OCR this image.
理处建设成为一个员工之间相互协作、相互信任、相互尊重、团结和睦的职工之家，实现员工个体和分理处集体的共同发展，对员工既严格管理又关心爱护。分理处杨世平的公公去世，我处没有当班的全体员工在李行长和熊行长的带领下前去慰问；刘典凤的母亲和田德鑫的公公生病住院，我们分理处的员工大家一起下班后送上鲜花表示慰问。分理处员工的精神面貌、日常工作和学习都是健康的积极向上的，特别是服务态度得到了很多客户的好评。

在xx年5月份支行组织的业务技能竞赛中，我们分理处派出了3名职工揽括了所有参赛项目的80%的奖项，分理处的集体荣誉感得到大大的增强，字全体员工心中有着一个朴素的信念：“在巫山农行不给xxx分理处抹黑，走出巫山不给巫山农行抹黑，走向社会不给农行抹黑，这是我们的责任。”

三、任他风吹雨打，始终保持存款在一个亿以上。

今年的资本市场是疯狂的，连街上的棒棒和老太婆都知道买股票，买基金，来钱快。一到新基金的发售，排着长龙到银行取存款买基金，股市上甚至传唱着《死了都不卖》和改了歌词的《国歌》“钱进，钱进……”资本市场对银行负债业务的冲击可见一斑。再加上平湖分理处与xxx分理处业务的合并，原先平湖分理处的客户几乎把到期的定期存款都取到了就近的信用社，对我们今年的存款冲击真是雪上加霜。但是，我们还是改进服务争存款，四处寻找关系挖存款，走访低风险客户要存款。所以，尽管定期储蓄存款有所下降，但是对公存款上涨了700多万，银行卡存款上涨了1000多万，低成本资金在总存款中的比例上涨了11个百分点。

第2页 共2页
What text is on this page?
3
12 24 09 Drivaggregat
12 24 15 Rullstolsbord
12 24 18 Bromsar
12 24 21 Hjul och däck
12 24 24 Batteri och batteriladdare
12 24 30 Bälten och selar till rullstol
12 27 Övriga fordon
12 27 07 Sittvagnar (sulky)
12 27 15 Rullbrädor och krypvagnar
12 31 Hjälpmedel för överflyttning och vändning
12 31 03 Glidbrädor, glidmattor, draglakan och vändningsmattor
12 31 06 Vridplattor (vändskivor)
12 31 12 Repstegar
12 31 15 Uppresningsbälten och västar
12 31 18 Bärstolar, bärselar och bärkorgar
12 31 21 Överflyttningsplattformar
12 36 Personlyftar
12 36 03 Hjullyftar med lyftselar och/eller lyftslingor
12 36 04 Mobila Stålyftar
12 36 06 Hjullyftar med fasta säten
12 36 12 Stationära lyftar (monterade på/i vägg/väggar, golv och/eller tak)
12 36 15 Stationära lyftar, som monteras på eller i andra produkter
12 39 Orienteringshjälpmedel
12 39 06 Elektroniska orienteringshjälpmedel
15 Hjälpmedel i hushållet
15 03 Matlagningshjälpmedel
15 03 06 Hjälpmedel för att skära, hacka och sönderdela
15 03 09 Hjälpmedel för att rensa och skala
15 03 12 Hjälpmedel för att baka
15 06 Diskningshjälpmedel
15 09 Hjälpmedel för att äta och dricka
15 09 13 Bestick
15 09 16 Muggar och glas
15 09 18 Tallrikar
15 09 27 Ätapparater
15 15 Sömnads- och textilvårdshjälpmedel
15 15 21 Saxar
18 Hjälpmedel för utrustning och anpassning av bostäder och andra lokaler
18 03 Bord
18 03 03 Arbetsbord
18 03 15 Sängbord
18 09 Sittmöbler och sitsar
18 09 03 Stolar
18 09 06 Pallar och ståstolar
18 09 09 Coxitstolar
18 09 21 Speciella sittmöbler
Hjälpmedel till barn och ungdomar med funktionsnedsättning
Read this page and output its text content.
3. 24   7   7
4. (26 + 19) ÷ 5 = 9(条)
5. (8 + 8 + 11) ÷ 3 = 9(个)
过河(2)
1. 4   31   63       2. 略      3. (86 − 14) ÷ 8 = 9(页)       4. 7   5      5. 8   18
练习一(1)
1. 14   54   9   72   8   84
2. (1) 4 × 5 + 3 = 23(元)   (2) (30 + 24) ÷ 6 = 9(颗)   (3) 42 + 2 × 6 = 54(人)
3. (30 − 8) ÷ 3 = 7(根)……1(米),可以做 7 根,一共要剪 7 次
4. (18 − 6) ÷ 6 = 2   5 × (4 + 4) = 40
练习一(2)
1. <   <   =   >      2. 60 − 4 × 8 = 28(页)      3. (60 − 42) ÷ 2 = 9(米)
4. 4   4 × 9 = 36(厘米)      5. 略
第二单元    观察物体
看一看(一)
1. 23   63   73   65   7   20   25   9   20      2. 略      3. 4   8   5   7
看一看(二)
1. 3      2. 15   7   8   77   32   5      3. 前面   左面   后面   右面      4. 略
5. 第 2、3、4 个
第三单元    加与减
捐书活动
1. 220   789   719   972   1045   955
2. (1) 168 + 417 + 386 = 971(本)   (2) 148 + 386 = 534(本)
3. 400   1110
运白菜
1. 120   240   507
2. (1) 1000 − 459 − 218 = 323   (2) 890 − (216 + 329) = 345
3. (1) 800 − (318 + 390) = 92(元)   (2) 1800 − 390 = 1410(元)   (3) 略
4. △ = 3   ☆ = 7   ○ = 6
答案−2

Written task
Copy every line that contains the string "this".

Written answer
OCR this image.
What text is on this page?
Read this page and output its text content.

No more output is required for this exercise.